[begin Available records]
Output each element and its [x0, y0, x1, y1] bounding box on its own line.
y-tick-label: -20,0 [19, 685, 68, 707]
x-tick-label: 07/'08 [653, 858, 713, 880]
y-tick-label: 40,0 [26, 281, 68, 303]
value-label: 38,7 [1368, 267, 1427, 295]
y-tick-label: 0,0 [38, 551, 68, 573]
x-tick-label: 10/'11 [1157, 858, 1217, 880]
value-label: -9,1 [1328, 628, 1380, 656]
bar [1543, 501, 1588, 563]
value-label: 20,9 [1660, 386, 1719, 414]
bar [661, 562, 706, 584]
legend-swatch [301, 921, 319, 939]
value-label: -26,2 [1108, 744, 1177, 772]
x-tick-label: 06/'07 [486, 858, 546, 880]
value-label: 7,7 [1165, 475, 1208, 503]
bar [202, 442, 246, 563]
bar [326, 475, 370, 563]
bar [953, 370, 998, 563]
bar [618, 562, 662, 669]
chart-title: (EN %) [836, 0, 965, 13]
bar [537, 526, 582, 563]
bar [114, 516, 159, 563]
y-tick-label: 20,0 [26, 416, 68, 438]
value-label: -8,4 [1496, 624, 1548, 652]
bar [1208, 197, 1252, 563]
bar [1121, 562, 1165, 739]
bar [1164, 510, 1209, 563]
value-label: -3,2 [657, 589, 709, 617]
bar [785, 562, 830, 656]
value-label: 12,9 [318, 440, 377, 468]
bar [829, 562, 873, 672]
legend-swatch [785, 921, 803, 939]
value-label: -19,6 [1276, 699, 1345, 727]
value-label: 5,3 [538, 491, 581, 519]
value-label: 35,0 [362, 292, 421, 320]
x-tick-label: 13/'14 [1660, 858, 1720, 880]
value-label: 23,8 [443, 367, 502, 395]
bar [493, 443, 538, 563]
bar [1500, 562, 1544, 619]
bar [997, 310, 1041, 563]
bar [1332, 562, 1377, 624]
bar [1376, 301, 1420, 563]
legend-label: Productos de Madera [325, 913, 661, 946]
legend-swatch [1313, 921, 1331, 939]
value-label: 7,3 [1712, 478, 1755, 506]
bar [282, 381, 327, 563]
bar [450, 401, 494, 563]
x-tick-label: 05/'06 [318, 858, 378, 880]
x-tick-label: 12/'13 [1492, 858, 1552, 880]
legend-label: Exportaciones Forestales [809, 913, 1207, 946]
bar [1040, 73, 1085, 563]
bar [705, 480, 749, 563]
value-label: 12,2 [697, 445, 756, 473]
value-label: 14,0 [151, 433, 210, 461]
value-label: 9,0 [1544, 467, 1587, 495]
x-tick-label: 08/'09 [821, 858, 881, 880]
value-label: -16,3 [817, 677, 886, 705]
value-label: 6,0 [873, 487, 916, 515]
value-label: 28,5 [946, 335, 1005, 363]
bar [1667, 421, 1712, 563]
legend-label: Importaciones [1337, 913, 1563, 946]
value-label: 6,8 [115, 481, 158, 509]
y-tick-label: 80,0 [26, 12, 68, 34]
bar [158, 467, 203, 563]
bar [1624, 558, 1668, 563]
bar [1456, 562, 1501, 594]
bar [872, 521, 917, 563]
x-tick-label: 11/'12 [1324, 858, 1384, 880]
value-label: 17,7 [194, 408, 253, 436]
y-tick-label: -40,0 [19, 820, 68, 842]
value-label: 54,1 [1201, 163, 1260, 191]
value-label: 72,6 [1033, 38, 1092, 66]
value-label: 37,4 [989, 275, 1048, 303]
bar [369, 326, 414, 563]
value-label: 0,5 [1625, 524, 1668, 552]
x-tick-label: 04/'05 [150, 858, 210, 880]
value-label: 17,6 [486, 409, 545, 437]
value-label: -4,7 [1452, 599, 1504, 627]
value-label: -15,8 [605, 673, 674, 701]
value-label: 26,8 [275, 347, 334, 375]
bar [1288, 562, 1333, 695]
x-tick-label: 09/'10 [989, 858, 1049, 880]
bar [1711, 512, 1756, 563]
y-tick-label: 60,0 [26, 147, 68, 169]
[end Available records]
> _Description of the task_
Could you give the material above as a JSON list of strings, with one string for each line and any blank lines left out?

> _Solution for this problem_
[
  "Output each element and its [x0, y0, x1, y1] bounding box on its own line.",
  "y-tick-label: -20,0 [19, 685, 68, 707]",
  "x-tick-label: 07/'08 [653, 858, 713, 880]",
  "y-tick-label: 40,0 [26, 281, 68, 303]",
  "value-label: 38,7 [1368, 267, 1427, 295]",
  "y-tick-label: 0,0 [38, 551, 68, 573]",
  "x-tick-label: 10/'11 [1157, 858, 1217, 880]",
  "value-label: -9,1 [1328, 628, 1380, 656]",
  "bar [1543, 501, 1588, 563]",
  "value-label: 20,9 [1660, 386, 1719, 414]",
  "bar [661, 562, 706, 584]",
  "legend-swatch [301, 921, 319, 939]",
  "value-label: -26,2 [1108, 744, 1177, 772]",
  "x-tick-label: 06/'07 [486, 858, 546, 880]",
  "value-label: 7,7 [1165, 475, 1208, 503]",
  "bar [202, 442, 246, 563]",
  "bar [326, 475, 370, 563]",
  "bar [953, 370, 998, 563]",
  "bar [618, 562, 662, 669]",
  "chart-title: (EN %) [836, 0, 965, 13]",
  "bar [537, 526, 582, 563]",
  "bar [114, 516, 159, 563]",
  "y-tick-label: 20,0 [26, 416, 68, 438]",
  "value-label: -8,4 [1496, 624, 1548, 652]",
  "bar [1208, 197, 1252, 563]",
  "bar [1121, 562, 1165, 739]",
  "bar [1164, 510, 1209, 563]",
  "value-label: -3,2 [657, 589, 709, 617]",
  "bar [785, 562, 830, 656]",
  "value-label: 12,9 [318, 440, 377, 468]",
  "bar [829, 562, 873, 672]",
  "legend-swatch [785, 921, 803, 939]",
  "value-label: -19,6 [1276, 699, 1345, 727]",
  "value-label: 5,3 [538, 491, 581, 519]",
  "value-label: 35,0 [362, 292, 421, 320]",
  "x-tick-label: 13/'14 [1660, 858, 1720, 880]",
  "value-label: 23,8 [443, 367, 502, 395]",
  "bar [493, 443, 538, 563]",
  "bar [1500, 562, 1544, 619]",
  "bar [997, 310, 1041, 563]",
  "bar [1332, 562, 1377, 624]",
  "bar [1376, 301, 1420, 563]",
  "legend-label: Productos de Madera [325, 913, 661, 946]",
  "legend-swatch [1313, 921, 1331, 939]",
  "value-label: 7,3 [1712, 478, 1755, 506]",
  "bar [282, 381, 327, 563]",
  "bar [450, 401, 494, 563]",
  "x-tick-label: 05/'06 [318, 858, 378, 880]",
  "x-tick-label: 12/'13 [1492, 858, 1552, 880]",
  "legend-label: Exportaciones Forestales [809, 913, 1207, 946]",
  "bar [1040, 73, 1085, 563]",
  "bar [705, 480, 749, 563]",
  "value-label: 12,2 [697, 445, 756, 473]",
  "value-label: 14,0 [151, 433, 210, 461]",
  "value-label: 9,0 [1544, 467, 1587, 495]",
  "x-tick-label: 08/'09 [821, 858, 881, 880]",
  "value-label: -16,3 [817, 677, 886, 705]",
  "value-label: 6,0 [873, 487, 916, 515]",
  "value-label: 28,5 [946, 335, 1005, 363]",
  "bar [1667, 421, 1712, 563]",
  "legend-label: Importaciones [1337, 913, 1563, 946]",
  "value-label: 6,8 [115, 481, 158, 509]",
  "y-tick-label: 80,0 [26, 12, 68, 34]",
  "bar [158, 467, 203, 563]",
  "bar [1624, 558, 1668, 563]",
  "bar [1456, 562, 1501, 594]",
  "bar [872, 521, 917, 563]",
  "x-tick-label: 11/'12 [1324, 858, 1384, 880]",
  "value-label: 17,7 [194, 408, 253, 436]",
  "y-tick-label: -40,0 [19, 820, 68, 842]",
  "value-label: 54,1 [1201, 163, 1260, 191]",
  "value-label: 72,6 [1033, 38, 1092, 66]",
  "value-label: 37,4 [989, 275, 1048, 303]",
  "bar [369, 326, 414, 563]",
  "value-label: 0,5 [1625, 524, 1668, 552]",
  "x-tick-label: 04/'05 [150, 858, 210, 880]",
  "value-label: 17,6 [486, 409, 545, 437]",
  "value-label: -4,7 [1452, 599, 1504, 627]",
  "value-label: -15,8 [605, 673, 674, 701]",
  "value-label: 26,8 [275, 347, 334, 375]",
  "bar [1288, 562, 1333, 695]",
  "x-tick-label: 09/'10 [989, 858, 1049, 880]",
  "bar [1711, 512, 1756, 563]",
  "y-tick-label: 60,0 [26, 147, 68, 169]"
]